- [REQUIRED TASK]
Look through the listing and locate every line containing the word "Mundos"; copy those lines.

········

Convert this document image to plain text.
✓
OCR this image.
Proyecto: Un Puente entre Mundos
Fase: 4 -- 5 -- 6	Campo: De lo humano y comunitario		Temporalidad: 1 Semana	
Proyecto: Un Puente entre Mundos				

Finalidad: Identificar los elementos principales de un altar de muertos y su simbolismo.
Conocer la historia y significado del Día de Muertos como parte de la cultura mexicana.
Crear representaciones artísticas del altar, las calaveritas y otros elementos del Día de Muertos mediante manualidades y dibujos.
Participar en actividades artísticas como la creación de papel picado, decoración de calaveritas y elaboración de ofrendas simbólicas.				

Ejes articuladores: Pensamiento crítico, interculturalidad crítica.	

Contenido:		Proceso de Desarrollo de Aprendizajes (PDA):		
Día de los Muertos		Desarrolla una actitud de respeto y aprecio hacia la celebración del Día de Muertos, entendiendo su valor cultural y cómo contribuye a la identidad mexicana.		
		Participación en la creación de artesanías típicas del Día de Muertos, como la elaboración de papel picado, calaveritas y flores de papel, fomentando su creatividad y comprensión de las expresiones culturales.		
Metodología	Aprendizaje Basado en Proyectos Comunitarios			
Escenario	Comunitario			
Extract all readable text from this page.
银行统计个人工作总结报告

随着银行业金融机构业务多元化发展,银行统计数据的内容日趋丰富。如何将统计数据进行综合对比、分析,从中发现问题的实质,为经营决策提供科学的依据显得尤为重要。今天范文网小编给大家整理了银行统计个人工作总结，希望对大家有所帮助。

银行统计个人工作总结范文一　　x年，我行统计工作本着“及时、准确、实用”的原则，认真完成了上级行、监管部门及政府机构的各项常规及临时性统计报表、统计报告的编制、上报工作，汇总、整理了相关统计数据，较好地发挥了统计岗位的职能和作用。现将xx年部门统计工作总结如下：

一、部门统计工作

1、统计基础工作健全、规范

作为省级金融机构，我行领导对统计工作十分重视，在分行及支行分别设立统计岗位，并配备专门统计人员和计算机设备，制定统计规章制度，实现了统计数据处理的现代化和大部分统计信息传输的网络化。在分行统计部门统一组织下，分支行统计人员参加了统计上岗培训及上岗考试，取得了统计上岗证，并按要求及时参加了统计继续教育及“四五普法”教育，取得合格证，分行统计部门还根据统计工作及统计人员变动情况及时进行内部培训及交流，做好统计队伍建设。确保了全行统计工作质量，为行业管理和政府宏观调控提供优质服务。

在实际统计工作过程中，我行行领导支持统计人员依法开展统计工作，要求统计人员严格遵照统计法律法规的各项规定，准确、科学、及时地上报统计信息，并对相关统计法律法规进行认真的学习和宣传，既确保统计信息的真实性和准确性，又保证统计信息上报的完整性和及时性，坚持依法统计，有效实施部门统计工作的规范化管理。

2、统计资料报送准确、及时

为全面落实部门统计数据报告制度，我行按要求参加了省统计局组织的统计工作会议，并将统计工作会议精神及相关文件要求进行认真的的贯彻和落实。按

········

- [RESULT]
Proyecto: Un Puente entre Mundos
Proyecto: Un Puente entre Mundos				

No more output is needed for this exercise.